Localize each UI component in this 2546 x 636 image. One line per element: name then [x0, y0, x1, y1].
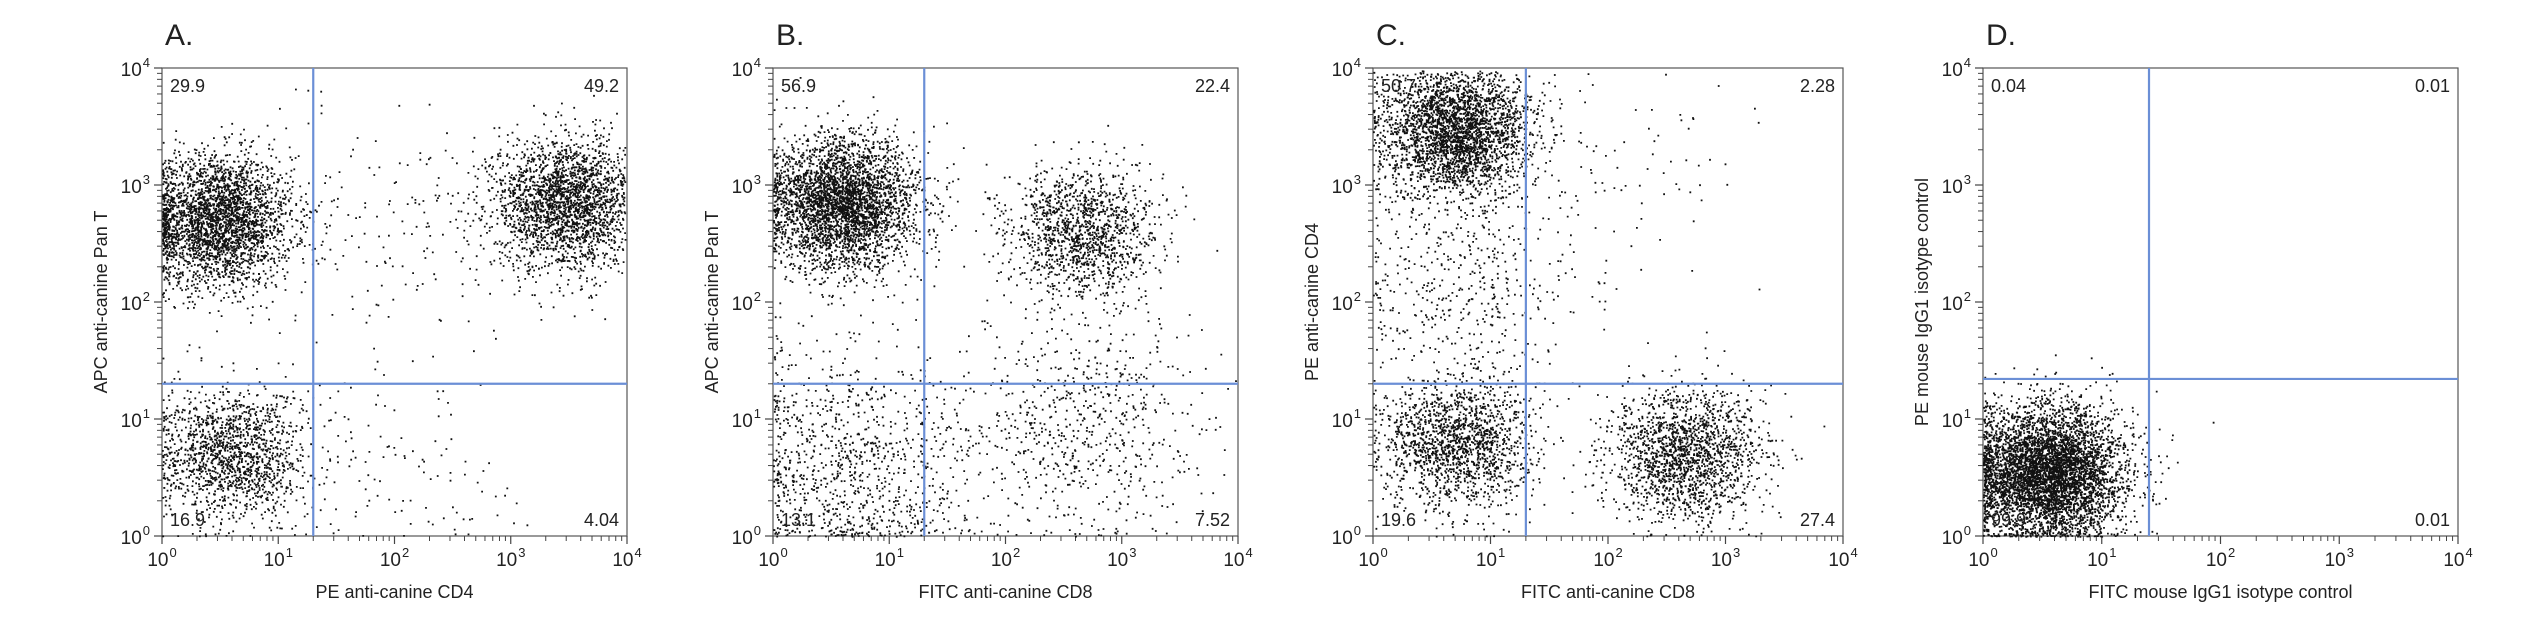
- y-tick-label: 102: [732, 289, 761, 315]
- quadrant-upper-left-label: 50.7: [1381, 76, 1416, 96]
- x-tick-label: 104: [2443, 545, 2472, 571]
- y-tick-label: 101: [121, 406, 150, 432]
- y-tick-label: 104: [732, 55, 761, 81]
- plot-frame: [772, 67, 1239, 537]
- quadrant-lower-right-label: 4.04: [584, 510, 619, 530]
- y-tick-label: 100: [121, 523, 150, 549]
- panel-letter: A.: [165, 19, 193, 52]
- y-tick-label: 103: [732, 172, 761, 198]
- quadrant-lower-right-label: 0.01: [2415, 510, 2450, 530]
- x-tick-label: 102: [380, 545, 409, 571]
- x-tick-label: 103: [1711, 545, 1740, 571]
- y-tick-label: 100: [1332, 523, 1361, 549]
- quadrant-upper-left-label: 29.9: [170, 76, 205, 96]
- x-tick-label: 102: [1593, 545, 1622, 571]
- x-axis-label: PE anti-canine CD4: [315, 582, 473, 602]
- x-tick-label: 101: [264, 545, 293, 571]
- y-tick-label: 101: [732, 406, 761, 432]
- scatter-points: [773, 77, 1237, 538]
- y-tick-label: 101: [1942, 406, 1971, 432]
- quadrant-upper-right-label: 2.28: [1800, 76, 1835, 96]
- x-tick-label: 100: [1968, 545, 1997, 571]
- panel-letter: B.: [776, 19, 804, 52]
- y-axis-label: PE mouse IgG1 isotype control: [1912, 178, 1932, 426]
- x-tick-label: 104: [612, 545, 641, 571]
- quadrant-lower-left-label: 16.9: [170, 510, 205, 530]
- x-axis-label: FITC mouse IgG1 isotype control: [2088, 582, 2352, 602]
- y-tick-label: 104: [121, 55, 150, 81]
- y-axis-label: PE anti-canine CD4: [1302, 223, 1322, 381]
- y-tick-label: 101: [1332, 406, 1361, 432]
- panel-letter: C.: [1376, 19, 1406, 52]
- x-tick-label: 100: [1358, 545, 1387, 571]
- y-axis-label: APC anti-canine Pan T: [702, 211, 722, 394]
- scatter-points: [162, 88, 627, 538]
- plot-frame: [1372, 67, 1844, 537]
- x-tick-label: 104: [1223, 545, 1252, 571]
- quadrant-upper-left-label: 0.04: [1991, 76, 2026, 96]
- quadrant-lower-right-label: 27.4: [1800, 510, 1835, 530]
- x-tick-label: 101: [1476, 545, 1505, 571]
- scatter-points: [1983, 354, 2215, 538]
- quadrant-upper-right-label: 22.4: [1195, 76, 1230, 96]
- quadrant-lower-left-label: 19.6: [1381, 510, 1416, 530]
- quadrant-lower-left-label: 13.1: [781, 510, 816, 530]
- x-tick-label: 100: [758, 545, 787, 571]
- x-axis-label: FITC anti-canine CD8: [1521, 582, 1695, 602]
- y-tick-label: 102: [1332, 289, 1361, 315]
- x-tick-label: 102: [2206, 545, 2235, 571]
- x-tick-label: 104: [1828, 545, 1857, 571]
- y-tick-label: 104: [1332, 55, 1361, 81]
- quadrant-upper-right-label: 0.01: [2415, 76, 2450, 96]
- x-tick-label: 101: [2087, 545, 2116, 571]
- panel-letter: D.: [1986, 19, 2016, 52]
- y-tick-label: 100: [732, 523, 761, 549]
- x-tick-label: 103: [496, 545, 525, 571]
- x-tick-label: 103: [2325, 545, 2354, 571]
- x-tick-label: 103: [1107, 545, 1136, 571]
- y-tick-label: 102: [1942, 289, 1971, 315]
- quadrant-upper-left-label: 56.9: [781, 76, 816, 96]
- y-axis-label: APC anti-canine Pan T: [91, 211, 111, 394]
- y-tick-label: 104: [1942, 55, 1971, 81]
- quadrant-lower-left-label: 99.9: [1991, 510, 2026, 530]
- scatter-points: [1373, 70, 1826, 538]
- quadrant-upper-right-label: 49.2: [584, 76, 619, 96]
- x-tick-label: 101: [875, 545, 904, 571]
- y-tick-label: 103: [1332, 172, 1361, 198]
- y-tick-label: 100: [1942, 523, 1971, 549]
- x-tick-label: 102: [991, 545, 1020, 571]
- quadrant-lower-right-label: 7.52: [1195, 510, 1230, 530]
- y-tick-label: 103: [1942, 172, 1971, 198]
- y-tick-label: 103: [121, 172, 150, 198]
- y-tick-label: 102: [121, 289, 150, 315]
- x-tick-label: 100: [147, 545, 176, 571]
- x-axis-label: FITC anti-canine CD8: [918, 582, 1092, 602]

§ **Challenge**:
Change every "anti-canine" in the records above to "anti-dog" and write the records out again with nothing else altered. Leave the pictures out of your answer.

§ **Answer**:
Localize each UI component in this 2546 x 636 image. One line per element: name then [x0, y0, x1, y1].
- y-tick-label: 102: [732, 289, 761, 315]
- quadrant-upper-left-label: 50.7: [1381, 76, 1416, 96]
- x-tick-label: 104: [2443, 545, 2472, 571]
- y-tick-label: 101: [121, 406, 150, 432]
- y-tick-label: 104: [732, 55, 761, 81]
- plot-frame: [772, 67, 1239, 537]
- quadrant-lower-right-label: 4.04: [584, 510, 619, 530]
- y-tick-label: 100: [121, 523, 150, 549]
- panel-letter: A.: [165, 19, 193, 52]
- y-tick-label: 103: [732, 172, 761, 198]
- quadrant-lower-right-label: 0.01: [2415, 510, 2450, 530]
- x-tick-label: 102: [380, 545, 409, 571]
- x-tick-label: 103: [1711, 545, 1740, 571]
- y-tick-label: 100: [1332, 523, 1361, 549]
- quadrant-upper-left-label: 29.9: [170, 76, 205, 96]
- x-tick-label: 102: [1593, 545, 1622, 571]
- x-axis-label: PE anti-dog CD4: [315, 582, 473, 602]
- x-tick-label: 101: [264, 545, 293, 571]
- y-tick-label: 101: [732, 406, 761, 432]
- scatter-points: [773, 77, 1237, 538]
- y-tick-label: 101: [1942, 406, 1971, 432]
- quadrant-upper-right-label: 2.28: [1800, 76, 1835, 96]
- x-tick-label: 100: [1968, 545, 1997, 571]
- panel-letter: B.: [776, 19, 804, 52]
- y-axis-label: PE mouse IgG1 isotype control: [1912, 178, 1932, 426]
- x-tick-label: 104: [612, 545, 641, 571]
- quadrant-lower-left-label: 16.9: [170, 510, 205, 530]
- x-axis-label: FITC mouse IgG1 isotype control: [2088, 582, 2352, 602]
- y-tick-label: 104: [121, 55, 150, 81]
- y-axis-label: PE anti-dog CD4: [1302, 223, 1322, 381]
- y-tick-label: 101: [1332, 406, 1361, 432]
- panel-letter: C.: [1376, 19, 1406, 52]
- x-tick-label: 100: [1358, 545, 1387, 571]
- y-axis-label: APC anti-dog Pan T: [702, 211, 722, 394]
- scatter-points: [162, 88, 627, 538]
- plot-frame: [1372, 67, 1844, 537]
- x-tick-label: 104: [1223, 545, 1252, 571]
- quadrant-upper-left-label: 0.04: [1991, 76, 2026, 96]
- quadrant-lower-right-label: 27.4: [1800, 510, 1835, 530]
- x-tick-label: 101: [1476, 545, 1505, 571]
- scatter-points: [1983, 354, 2215, 538]
- quadrant-upper-right-label: 22.4: [1195, 76, 1230, 96]
- quadrant-lower-left-label: 19.6: [1381, 510, 1416, 530]
- quadrant-lower-left-label: 13.1: [781, 510, 816, 530]
- x-tick-label: 100: [758, 545, 787, 571]
- x-axis-label: FITC anti-dog CD8: [1521, 582, 1695, 602]
- y-tick-label: 102: [1332, 289, 1361, 315]
- x-tick-label: 102: [2206, 545, 2235, 571]
- x-tick-label: 104: [1828, 545, 1857, 571]
- y-tick-label: 104: [1332, 55, 1361, 81]
- quadrant-upper-right-label: 0.01: [2415, 76, 2450, 96]
- x-tick-label: 101: [2087, 545, 2116, 571]
- panel-letter: D.: [1986, 19, 2016, 52]
- y-tick-label: 100: [732, 523, 761, 549]
- x-tick-label: 103: [496, 545, 525, 571]
- x-tick-label: 103: [2325, 545, 2354, 571]
- x-tick-label: 103: [1107, 545, 1136, 571]
- y-tick-label: 102: [1942, 289, 1971, 315]
- quadrant-upper-left-label: 56.9: [781, 76, 816, 96]
- y-axis-label: APC anti-dog Pan T: [91, 211, 111, 394]
- y-tick-label: 104: [1942, 55, 1971, 81]
- quadrant-lower-left-label: 99.9: [1991, 510, 2026, 530]
- scatter-points: [1373, 70, 1826, 538]
- quadrant-upper-right-label: 49.2: [584, 76, 619, 96]
- x-tick-label: 101: [875, 545, 904, 571]
- y-tick-label: 103: [1332, 172, 1361, 198]
- y-tick-label: 100: [1942, 523, 1971, 549]
- x-tick-label: 102: [991, 545, 1020, 571]
- quadrant-lower-right-label: 7.52: [1195, 510, 1230, 530]
- y-tick-label: 103: [1942, 172, 1971, 198]
- y-tick-label: 103: [121, 172, 150, 198]
- y-tick-label: 102: [121, 289, 150, 315]
- x-tick-label: 100: [147, 545, 176, 571]
- x-axis-label: FITC anti-dog CD8: [918, 582, 1092, 602]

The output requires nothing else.